#### [SET PROBLEM]
Drop all images and give the records again exactly.

+--

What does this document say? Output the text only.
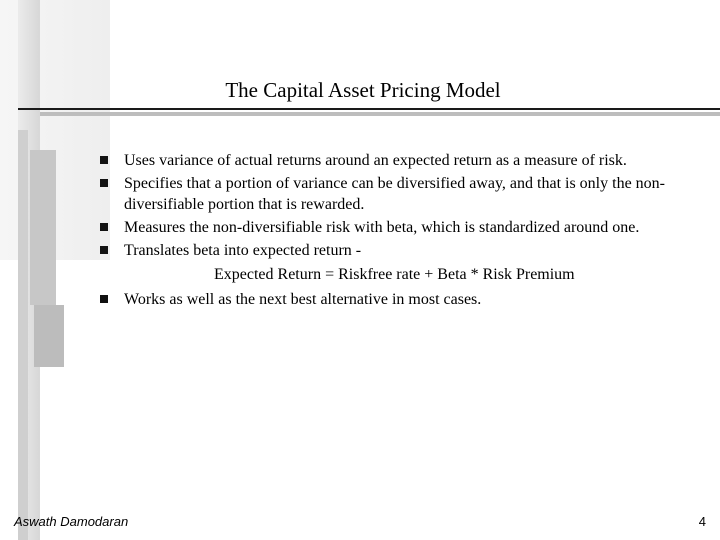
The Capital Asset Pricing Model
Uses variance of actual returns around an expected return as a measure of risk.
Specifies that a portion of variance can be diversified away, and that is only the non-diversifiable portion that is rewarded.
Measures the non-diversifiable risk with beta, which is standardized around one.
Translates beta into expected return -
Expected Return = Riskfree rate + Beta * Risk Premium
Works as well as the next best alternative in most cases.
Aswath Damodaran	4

+--

#### [WRITTEN REPLY]
What does this document say? Output the text only.
The Capital Asset Pricing Model
Uses variance of actual returns around an expected return as a measure of risk.
Specifies that a portion of variance can be diversified away, and that is only the non-diversifiable portion that is rewarded.
Measures the non-diversifiable risk with beta, which is standardized around one.
Translates beta into expected return -
Expected Return = Riskfree rate + Beta * Risk Premium
Works as well as the next best alternative in most cases.
Aswath Damodaran	4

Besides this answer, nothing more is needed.